Excerpt provided section start

A powerful, pure Python workflow automation engine designed for simplicity and scalability.

Overview

OmniTask is a modern workflow automation engine that allows you to build complex data processing pipelines with ease. It provides a clean API for defining tasks, managing dependencies, and executing workflows with features like streaming, caching, and parallel execution.

Key Features

  • Pure Python: Built entirely in Python with no external dependencies beyond PyYAML
  • Async/Await Support: Full asynchronous execution for maximum performance
  • Streaming Tasks: Real-time data processing with streaming capabilities
  • Intelligent Caching: Memory, file-based, and Redis distributed caching for optimized performance
  • Dependency Management: Automatic dependency resolution and execution ordering
  • Task Groups: Parallel execution with configurable concurrency limits
  • Conditional Execution: Execute tasks based on conditions and previous results
  • Progress Tracking: Built-in progress monitoring and callbacks
  • Error Handling: Comprehensive error handling with retry mechanisms
  • Workflow Validation: Static analysis and validation of workflow definitions
  • YAML Configuration: Define workflows using simple YAML files

Installation

pip install omniTask

Quick Start

Creating a Simple Workflow

from omniTask import Workflow, Task, TaskResult

class DataProcessorTask(Task):
    task_name = "data_processor"

Excerpt provided section end
The data section start

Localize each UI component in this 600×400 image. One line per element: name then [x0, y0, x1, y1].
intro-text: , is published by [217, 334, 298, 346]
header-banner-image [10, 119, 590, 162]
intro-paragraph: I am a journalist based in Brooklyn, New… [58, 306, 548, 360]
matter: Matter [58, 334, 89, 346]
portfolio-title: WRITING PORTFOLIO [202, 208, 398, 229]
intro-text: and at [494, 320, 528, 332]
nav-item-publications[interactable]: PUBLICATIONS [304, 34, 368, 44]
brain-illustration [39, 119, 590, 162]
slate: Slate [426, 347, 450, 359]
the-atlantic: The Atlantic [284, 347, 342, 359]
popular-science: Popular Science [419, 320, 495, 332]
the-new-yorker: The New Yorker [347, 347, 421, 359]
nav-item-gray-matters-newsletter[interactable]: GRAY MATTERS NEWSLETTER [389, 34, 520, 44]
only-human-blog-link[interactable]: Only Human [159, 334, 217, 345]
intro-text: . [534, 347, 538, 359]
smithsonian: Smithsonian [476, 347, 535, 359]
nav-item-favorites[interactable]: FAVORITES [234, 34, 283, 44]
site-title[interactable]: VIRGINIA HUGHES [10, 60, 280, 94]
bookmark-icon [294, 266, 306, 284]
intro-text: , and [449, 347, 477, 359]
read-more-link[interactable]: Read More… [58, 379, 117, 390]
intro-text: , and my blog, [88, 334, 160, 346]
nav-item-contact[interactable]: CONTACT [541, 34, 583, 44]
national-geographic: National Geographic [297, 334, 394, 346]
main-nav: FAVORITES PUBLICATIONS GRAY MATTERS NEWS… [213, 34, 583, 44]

The data section end

> **Instructions**:
A: In the OmniTask excerpt, rewrite the paragraph that begins "OmniTask is a modern workflow automation engine" as a short bulleted list that keeps its main facts.
B: Based on the OmniTask excerpt, explain in one to three sentences why the engine supports full asynchronous execution with async/await.
C: Write the next part of the OmniTask excerpt, picking up right after the line task_name = "data_processor".

> **Responses to the exercise**:
A:
- OmniTask is a modern workflow automation engine.
- It lets you build complex data processing pipelines easily.
- It offers a clean API for defining tasks, managing dependencies, and running workflows.
- It includes streaming, caching, and parallel execution.

B: The OmniTask excerpt says the engine supports async/await so it can run fully asynchronously. The stated reason is to get maximum performance.

C:
    
    async def execute(self):
        data = self.config.get('data', [])
        result = sum(data)
        return TaskResult(success=True, output={"sum": result})

async def main():
    # Create workflow
    workflow = Workflow("example")
    workflow.registry.register(DataProcessorTask)

    # Add task
    task = workflow.create_task("data_processor", "process", {"data": [1, 2, 3, 4, 5]})

    # Execute
    results = await workflow.run()
    print(results["process"].output)  # {"sum": 15}

if __name__ == "__main__":
    import asyncio
    asyncio.run(main())

Using YAML Configuration

name: data_pipeline
tasks:
  load_data:
    type: file_reader
    config:
      file_path: "data.csv"
  
  process_data:
    type: data_processor
    config:
      operation: "aggregate"
  
  save_results:
    type: file_writer
    config:
      file_path: "results.json"

dependencies:
  process_data:
    - load_data
  save_results:
    - process_data
from omniTask import WorkflowTemplate

template = WorkflowTemplate("workflow.yaml")
workflow = template.create_workflow()
results = await workflow.run()

Why OmniTask?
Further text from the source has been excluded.